▶ [WORK TO BE COMPLETED] Go through the entries one line at a time, and gather every line that has the word "Average".

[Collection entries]
************

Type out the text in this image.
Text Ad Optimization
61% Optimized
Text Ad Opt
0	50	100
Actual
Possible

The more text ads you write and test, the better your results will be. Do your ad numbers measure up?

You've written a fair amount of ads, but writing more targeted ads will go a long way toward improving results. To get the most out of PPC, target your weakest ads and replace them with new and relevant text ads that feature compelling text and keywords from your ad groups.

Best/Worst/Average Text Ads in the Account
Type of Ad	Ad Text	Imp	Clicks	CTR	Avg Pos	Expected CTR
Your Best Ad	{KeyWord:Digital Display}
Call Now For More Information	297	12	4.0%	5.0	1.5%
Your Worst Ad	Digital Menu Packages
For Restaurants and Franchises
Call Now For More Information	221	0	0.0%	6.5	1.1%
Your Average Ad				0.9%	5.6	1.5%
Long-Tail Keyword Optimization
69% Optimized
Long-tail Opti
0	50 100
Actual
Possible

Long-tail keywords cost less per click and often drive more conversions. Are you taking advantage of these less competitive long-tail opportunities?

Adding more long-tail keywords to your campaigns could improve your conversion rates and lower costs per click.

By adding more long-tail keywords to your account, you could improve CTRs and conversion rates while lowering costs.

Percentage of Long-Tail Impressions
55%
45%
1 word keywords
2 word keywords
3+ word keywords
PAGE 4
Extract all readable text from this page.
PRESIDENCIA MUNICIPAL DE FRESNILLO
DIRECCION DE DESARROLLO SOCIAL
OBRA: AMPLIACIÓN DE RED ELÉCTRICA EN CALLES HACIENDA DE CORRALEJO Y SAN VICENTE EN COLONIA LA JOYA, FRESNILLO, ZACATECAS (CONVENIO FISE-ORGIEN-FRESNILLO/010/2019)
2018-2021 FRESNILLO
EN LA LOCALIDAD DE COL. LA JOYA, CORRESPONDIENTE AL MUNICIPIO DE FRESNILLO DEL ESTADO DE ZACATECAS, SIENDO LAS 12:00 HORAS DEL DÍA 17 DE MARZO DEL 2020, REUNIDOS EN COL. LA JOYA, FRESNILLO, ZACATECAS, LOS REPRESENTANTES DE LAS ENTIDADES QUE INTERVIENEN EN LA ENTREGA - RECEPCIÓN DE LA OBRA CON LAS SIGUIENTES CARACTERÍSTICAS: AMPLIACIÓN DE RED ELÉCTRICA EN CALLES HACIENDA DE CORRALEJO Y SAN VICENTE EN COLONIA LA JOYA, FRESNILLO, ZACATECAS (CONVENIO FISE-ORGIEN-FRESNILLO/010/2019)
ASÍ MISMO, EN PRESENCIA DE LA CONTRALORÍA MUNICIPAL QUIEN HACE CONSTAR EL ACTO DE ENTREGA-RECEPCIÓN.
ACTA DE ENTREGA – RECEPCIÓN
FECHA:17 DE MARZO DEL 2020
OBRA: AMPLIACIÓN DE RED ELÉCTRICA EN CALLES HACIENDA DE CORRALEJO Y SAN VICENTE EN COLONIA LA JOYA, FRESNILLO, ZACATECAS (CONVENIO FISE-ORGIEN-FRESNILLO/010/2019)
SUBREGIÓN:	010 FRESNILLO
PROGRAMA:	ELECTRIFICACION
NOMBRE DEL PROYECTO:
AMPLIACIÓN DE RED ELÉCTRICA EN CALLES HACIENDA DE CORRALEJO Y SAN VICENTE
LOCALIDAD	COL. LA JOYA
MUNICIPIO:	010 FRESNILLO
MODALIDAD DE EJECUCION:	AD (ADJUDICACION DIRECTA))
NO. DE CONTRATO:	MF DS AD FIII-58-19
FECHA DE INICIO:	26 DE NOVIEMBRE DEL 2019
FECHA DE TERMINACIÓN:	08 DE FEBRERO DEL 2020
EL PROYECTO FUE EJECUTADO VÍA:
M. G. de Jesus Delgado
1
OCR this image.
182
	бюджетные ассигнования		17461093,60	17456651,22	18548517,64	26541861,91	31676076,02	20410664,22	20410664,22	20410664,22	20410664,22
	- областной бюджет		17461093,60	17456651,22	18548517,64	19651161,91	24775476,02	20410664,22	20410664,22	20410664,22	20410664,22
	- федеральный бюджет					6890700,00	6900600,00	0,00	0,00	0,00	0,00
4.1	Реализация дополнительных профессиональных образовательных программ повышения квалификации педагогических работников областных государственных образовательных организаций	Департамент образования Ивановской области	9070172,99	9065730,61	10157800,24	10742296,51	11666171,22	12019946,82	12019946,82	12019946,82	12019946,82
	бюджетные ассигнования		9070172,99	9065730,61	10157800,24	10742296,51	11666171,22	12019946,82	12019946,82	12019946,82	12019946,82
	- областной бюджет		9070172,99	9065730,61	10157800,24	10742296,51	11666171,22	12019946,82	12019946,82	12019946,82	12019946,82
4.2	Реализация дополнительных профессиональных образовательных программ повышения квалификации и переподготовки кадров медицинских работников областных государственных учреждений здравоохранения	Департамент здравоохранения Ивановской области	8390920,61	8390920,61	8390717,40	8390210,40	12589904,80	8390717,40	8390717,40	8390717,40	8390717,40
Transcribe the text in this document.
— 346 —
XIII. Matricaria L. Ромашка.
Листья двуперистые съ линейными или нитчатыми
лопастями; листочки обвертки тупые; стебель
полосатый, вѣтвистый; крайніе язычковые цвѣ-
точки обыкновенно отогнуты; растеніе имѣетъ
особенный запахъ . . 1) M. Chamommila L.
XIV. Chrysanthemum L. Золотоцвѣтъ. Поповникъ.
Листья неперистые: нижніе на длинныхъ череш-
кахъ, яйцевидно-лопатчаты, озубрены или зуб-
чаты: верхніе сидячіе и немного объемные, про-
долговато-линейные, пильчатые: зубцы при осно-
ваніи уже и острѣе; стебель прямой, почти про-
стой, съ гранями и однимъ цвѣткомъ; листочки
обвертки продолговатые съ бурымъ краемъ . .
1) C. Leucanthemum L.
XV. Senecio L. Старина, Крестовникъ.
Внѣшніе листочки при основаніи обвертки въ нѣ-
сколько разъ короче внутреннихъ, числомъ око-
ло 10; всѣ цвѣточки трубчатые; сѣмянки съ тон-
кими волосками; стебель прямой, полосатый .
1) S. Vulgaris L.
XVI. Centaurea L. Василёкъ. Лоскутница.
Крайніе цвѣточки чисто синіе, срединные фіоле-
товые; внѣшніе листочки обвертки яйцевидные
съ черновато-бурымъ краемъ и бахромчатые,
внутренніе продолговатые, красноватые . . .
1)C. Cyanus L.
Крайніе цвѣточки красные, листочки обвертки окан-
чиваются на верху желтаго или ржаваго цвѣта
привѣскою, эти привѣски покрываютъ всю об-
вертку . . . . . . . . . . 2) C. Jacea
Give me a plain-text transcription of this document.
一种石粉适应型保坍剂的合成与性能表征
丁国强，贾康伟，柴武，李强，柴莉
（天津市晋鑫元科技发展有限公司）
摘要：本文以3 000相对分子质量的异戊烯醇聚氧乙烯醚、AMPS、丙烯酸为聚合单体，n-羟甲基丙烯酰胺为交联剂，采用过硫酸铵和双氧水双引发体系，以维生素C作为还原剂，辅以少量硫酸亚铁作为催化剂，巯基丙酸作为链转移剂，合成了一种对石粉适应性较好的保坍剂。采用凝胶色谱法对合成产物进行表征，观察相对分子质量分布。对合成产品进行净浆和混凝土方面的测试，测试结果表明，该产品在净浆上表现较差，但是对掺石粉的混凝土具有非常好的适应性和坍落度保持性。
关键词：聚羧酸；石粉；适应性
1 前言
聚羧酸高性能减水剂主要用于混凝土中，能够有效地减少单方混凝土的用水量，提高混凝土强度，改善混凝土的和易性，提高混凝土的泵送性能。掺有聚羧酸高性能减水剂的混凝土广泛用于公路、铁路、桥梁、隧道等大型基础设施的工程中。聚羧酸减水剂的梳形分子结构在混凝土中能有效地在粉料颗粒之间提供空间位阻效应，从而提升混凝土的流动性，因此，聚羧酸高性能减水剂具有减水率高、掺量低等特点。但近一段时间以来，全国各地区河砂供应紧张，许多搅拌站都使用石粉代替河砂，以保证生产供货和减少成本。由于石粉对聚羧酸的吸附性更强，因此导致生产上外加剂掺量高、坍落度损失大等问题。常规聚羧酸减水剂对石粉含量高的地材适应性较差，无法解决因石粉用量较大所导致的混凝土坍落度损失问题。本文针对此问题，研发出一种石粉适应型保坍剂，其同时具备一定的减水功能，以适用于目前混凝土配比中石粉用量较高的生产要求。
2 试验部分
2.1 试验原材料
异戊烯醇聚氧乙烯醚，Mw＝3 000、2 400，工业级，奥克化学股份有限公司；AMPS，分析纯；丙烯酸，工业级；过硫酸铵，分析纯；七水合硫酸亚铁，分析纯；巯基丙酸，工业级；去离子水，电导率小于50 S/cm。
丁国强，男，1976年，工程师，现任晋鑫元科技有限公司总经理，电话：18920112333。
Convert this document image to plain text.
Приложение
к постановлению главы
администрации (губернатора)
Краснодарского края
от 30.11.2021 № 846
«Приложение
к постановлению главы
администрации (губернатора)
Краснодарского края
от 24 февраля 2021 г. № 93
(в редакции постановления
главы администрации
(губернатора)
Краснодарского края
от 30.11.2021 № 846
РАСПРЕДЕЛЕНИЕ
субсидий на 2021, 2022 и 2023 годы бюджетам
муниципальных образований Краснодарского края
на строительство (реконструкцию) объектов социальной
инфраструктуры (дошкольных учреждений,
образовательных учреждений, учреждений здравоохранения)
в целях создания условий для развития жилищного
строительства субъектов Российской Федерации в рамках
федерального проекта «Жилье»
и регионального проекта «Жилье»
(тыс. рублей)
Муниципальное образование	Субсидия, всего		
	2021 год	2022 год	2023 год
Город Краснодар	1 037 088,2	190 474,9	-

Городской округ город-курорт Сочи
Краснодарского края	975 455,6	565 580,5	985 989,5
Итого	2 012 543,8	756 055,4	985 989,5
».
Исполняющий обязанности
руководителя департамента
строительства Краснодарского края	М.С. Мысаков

************

▶ [EXERCISE OUTPUT]
Best/Worst/Average Text Ads in the Account
Your Average Ad				0.9%	5.6	1.5%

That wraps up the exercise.